> **Set task**
Omit images. Retype all entries verbatim.

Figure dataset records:
[BEGIN]

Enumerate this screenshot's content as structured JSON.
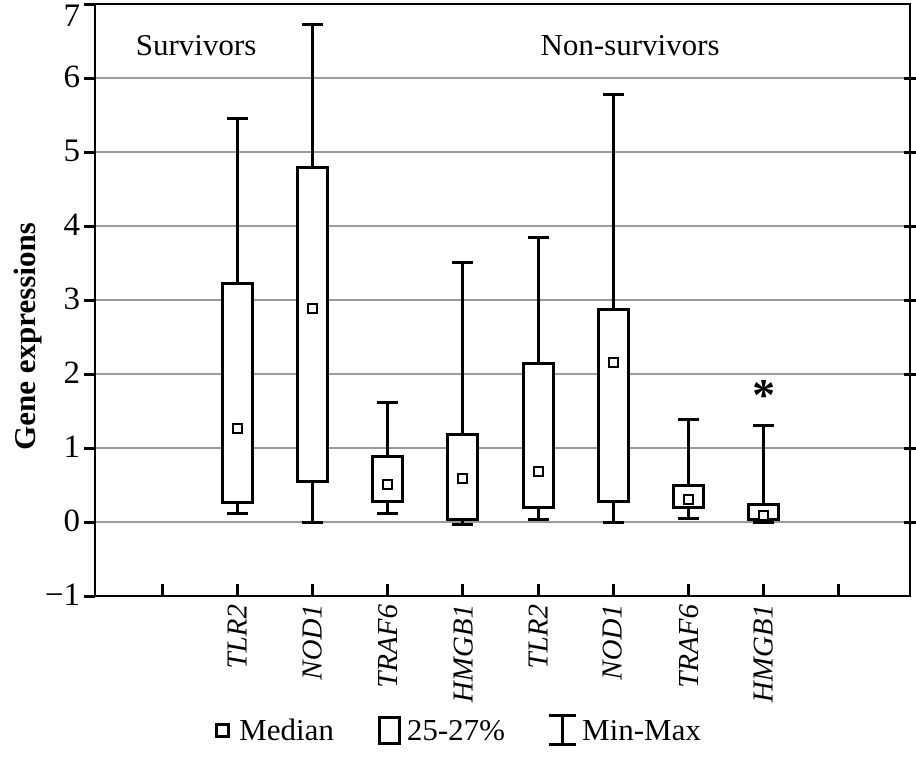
{
  "figure": {
    "group_labels": [
      "Survivors",
      "Non-survivors"
    ]
  },
  "chart_data": {
    "type": "boxplot",
    "title": "",
    "xlabel": "",
    "ylabel": "Gene expressions",
    "ylim": [
      -1,
      7
    ],
    "yticks": [
      7,
      6,
      5,
      4,
      3,
      2,
      1,
      0,
      -1
    ],
    "ytick_labels": [
      "7",
      "6",
      "5",
      "4",
      "3",
      "2",
      "1",
      "0",
      "−1"
    ],
    "gridlines": [
      6,
      5,
      4,
      3,
      2,
      1,
      0
    ],
    "grid": "horizontal gray lines at integer values",
    "legend": [
      "Median",
      "25-27%",
      "Min-Max"
    ],
    "legend_position": "bottom-center",
    "group_labels": [
      "Survivors",
      "Non-survivors"
    ],
    "categories": [
      "TLR2",
      "NOD1",
      "TRAF6",
      "HMGB1",
      "TLR2",
      "NOD1",
      "TRAF6",
      "HMGB1"
    ],
    "series": [
      {
        "gene": "TLR2",
        "group": "Survivors",
        "min": 0.12,
        "q1": 0.24,
        "median": 1.27,
        "q3": 3.24,
        "max": 5.45
      },
      {
        "gene": "NOD1",
        "group": "Survivors",
        "min": 0.0,
        "q1": 0.53,
        "median": 2.88,
        "q3": 4.81,
        "max": 6.72
      },
      {
        "gene": "TRAF6",
        "group": "Survivors",
        "min": 0.12,
        "q1": 0.26,
        "median": 0.51,
        "q3": 0.91,
        "max": 1.61
      },
      {
        "gene": "HMGB1",
        "group": "Survivors",
        "min": -0.04,
        "q1": 0.02,
        "median": 0.59,
        "q3": 1.2,
        "max": 3.51
      },
      {
        "gene": "TLR2",
        "group": "Non-survivors",
        "min": 0.04,
        "q1": 0.18,
        "median": 0.68,
        "q3": 2.16,
        "max": 3.85
      },
      {
        "gene": "NOD1",
        "group": "Non-survivors",
        "min": 0.0,
        "q1": 0.26,
        "median": 2.15,
        "q3": 2.89,
        "max": 5.78
      },
      {
        "gene": "TRAF6",
        "group": "Non-survivors",
        "min": 0.05,
        "q1": 0.18,
        "median": 0.3,
        "q3": 0.51,
        "max": 1.39
      },
      {
        "gene": "HMGB1",
        "group": "Non-survivors",
        "min": 0.0,
        "q1": 0.02,
        "median": 0.09,
        "q3": 0.26,
        "max": 1.3,
        "annotation": "*"
      }
    ]
  }
}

[END]

> **Exercise solution**
Enumerate this screenshot's content as structured JSON.
{
  "figure": {
    "group_labels": [
      "Survivors",
      "Non-survivors"
    ]
  },
  "chart_data": {
    "type": "boxplot",
    "title": "",
    "xlabel": "",
    "ylabel": "Gene expressions",
    "ylim": [
      -1,
      7
    ],
    "yticks": [
      7,
      6,
      5,
      4,
      3,
      2,
      1,
      0,
      -1
    ],
    "ytick_labels": [
      "7",
      "6",
      "5",
      "4",
      "3",
      "2",
      "1",
      "0",
      "−1"
    ],
    "gridlines": [
      6,
      5,
      4,
      3,
      2,
      1,
      0
    ],
    "grid": "horizontal gray lines at integer values",
    "legend": [
      "Median",
      "25-27%",
      "Min-Max"
    ],
    "legend_position": "bottom-center",
    "group_labels": [
      "Survivors",
      "Non-survivors"
    ],
    "categories": [
      "TLR2",
      "NOD1",
      "TRAF6",
      "HMGB1",
      "TLR2",
      "NOD1",
      "TRAF6",
      "HMGB1"
    ],
    "series": [
      {
        "gene": "TLR2",
        "group": "Survivors",
        "min": 0.12,
        "q1": 0.24,
        "median": 1.27,
        "q3": 3.24,
        "max": 5.45
      },
      {
        "gene": "NOD1",
        "group": "Survivors",
        "min": 0.0,
        "q1": 0.53,
        "median": 2.88,
        "q3": 4.81,
        "max": 6.72
      },
      {
        "gene": "TRAF6",
        "group": "Survivors",
        "min": 0.12,
        "q1": 0.26,
        "median": 0.51,
        "q3": 0.91,
        "max": 1.61
      },
      {
        "gene": "HMGB1",
        "group": "Survivors",
        "min": -0.04,
        "q1": 0.02,
        "median": 0.59,
        "q3": 1.2,
        "max": 3.51
      },
      {
        "gene": "TLR2",
        "group": "Non-survivors",
        "min": 0.04,
        "q1": 0.18,
        "median": 0.68,
        "q3": 2.16,
        "max": 3.85
      },
      {
        "gene": "NOD1",
        "group": "Non-survivors",
        "min": 0.0,
        "q1": 0.26,
        "median": 2.15,
        "q3": 2.89,
        "max": 5.78
      },
      {
        "gene": "TRAF6",
        "group": "Non-survivors",
        "min": 0.05,
        "q1": 0.18,
        "median": 0.3,
        "q3": 0.51,
        "max": 1.39
      },
      {
        "gene": "HMGB1",
        "group": "Non-survivors",
        "min": 0.0,
        "q1": 0.02,
        "median": 0.09,
        "q3": 0.26,
        "max": 1.3,
        "annotation": "*"
      }
    ]
  }
}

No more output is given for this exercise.